Task objective:
Each line that follows should be printed again exactly as it stands.

Records for this task:
=======
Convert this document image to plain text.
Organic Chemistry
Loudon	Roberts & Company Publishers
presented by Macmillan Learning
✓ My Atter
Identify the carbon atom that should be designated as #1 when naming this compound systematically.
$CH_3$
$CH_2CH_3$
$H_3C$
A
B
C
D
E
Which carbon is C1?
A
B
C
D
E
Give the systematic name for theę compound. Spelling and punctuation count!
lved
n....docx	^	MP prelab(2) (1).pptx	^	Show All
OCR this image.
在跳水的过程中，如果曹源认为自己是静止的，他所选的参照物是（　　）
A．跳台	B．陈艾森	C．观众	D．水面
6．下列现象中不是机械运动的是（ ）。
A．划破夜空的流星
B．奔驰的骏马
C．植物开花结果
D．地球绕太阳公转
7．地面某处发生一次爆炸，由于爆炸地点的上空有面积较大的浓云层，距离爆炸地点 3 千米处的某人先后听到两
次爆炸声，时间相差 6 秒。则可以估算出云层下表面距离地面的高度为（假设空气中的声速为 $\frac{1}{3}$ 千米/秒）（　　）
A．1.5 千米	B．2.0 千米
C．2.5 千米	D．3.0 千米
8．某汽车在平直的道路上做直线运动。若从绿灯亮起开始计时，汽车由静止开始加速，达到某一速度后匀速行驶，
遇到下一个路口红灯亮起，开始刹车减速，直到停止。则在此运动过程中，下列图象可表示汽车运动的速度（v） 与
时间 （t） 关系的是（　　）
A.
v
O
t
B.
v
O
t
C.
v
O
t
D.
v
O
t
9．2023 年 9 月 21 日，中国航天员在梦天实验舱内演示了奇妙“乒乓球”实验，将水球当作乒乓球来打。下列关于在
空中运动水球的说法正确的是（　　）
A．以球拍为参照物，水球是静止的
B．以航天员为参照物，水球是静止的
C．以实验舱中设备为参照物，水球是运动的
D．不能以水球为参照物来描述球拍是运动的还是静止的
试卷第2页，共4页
=======
Response to the task:
Convert this document image to plain text.
Organic Chemistry
Loudon	Roberts & Company Publishers
presented by Macmillan Learning
✓ My Atter
Identify the carbon atom that should be designated as #1 when naming this compound systematically.
$CH_3$
$CH_2CH_3$
$H_3C$
A
B
C
D
E
Which carbon is C1?
A
B
C
D
E
Give the systematic name for theę compound. Spelling and punctuation count!
lved
n....docx	^	MP prelab(2) (1).pptx	^	Show All
OCR this image.
在跳水的过程中，如果曹源认为自己是静止的，他所选的参照物是（　　）
A．跳台	B．陈艾森	C．观众	D．水面
6．下列现象中不是机械运动的是（ ）。
A．划破夜空的流星
B．奔驰的骏马
C．植物开花结果
D．地球绕太阳公转
7．地面某处发生一次爆炸，由于爆炸地点的上空有面积较大的浓云层，距离爆炸地点 3 千米处的某人先后听到两
次爆炸声，时间相差 6 秒。则可以估算出云层下表面距离地面的高度为（假设空气中的声速为 $\frac{1}{3}$ 千米/秒）（　　）
A．1.5 千米	B．2.0 千米
C．2.5 千米	D．3.0 千米
8．某汽车在平直的道路上做直线运动。若从绿灯亮起开始计时，汽车由静止开始加速，达到某一速度后匀速行驶，
遇到下一个路口红灯亮起，开始刹车减速，直到停止。则在此运动过程中，下列图象可表示汽车运动的速度（v） 与
时间 （t） 关系的是（　　）
A.
v
O
t
B.
v
O
t
C.
v
O
t
D.
v
O
t
9．2023 年 9 月 21 日，中国航天员在梦天实验舱内演示了奇妙“乒乓球”实验，将水球当作乒乓球来打。下列关于在
空中运动水球的说法正确的是（　　）
A．以球拍为参照物，水球是静止的
B．以航天员为参照物，水球是静止的
C．以实验舱中设备为参照物，水球是运动的
D．不能以水球为参照物来描述球拍是运动的还是静止的
试卷第2页，共4页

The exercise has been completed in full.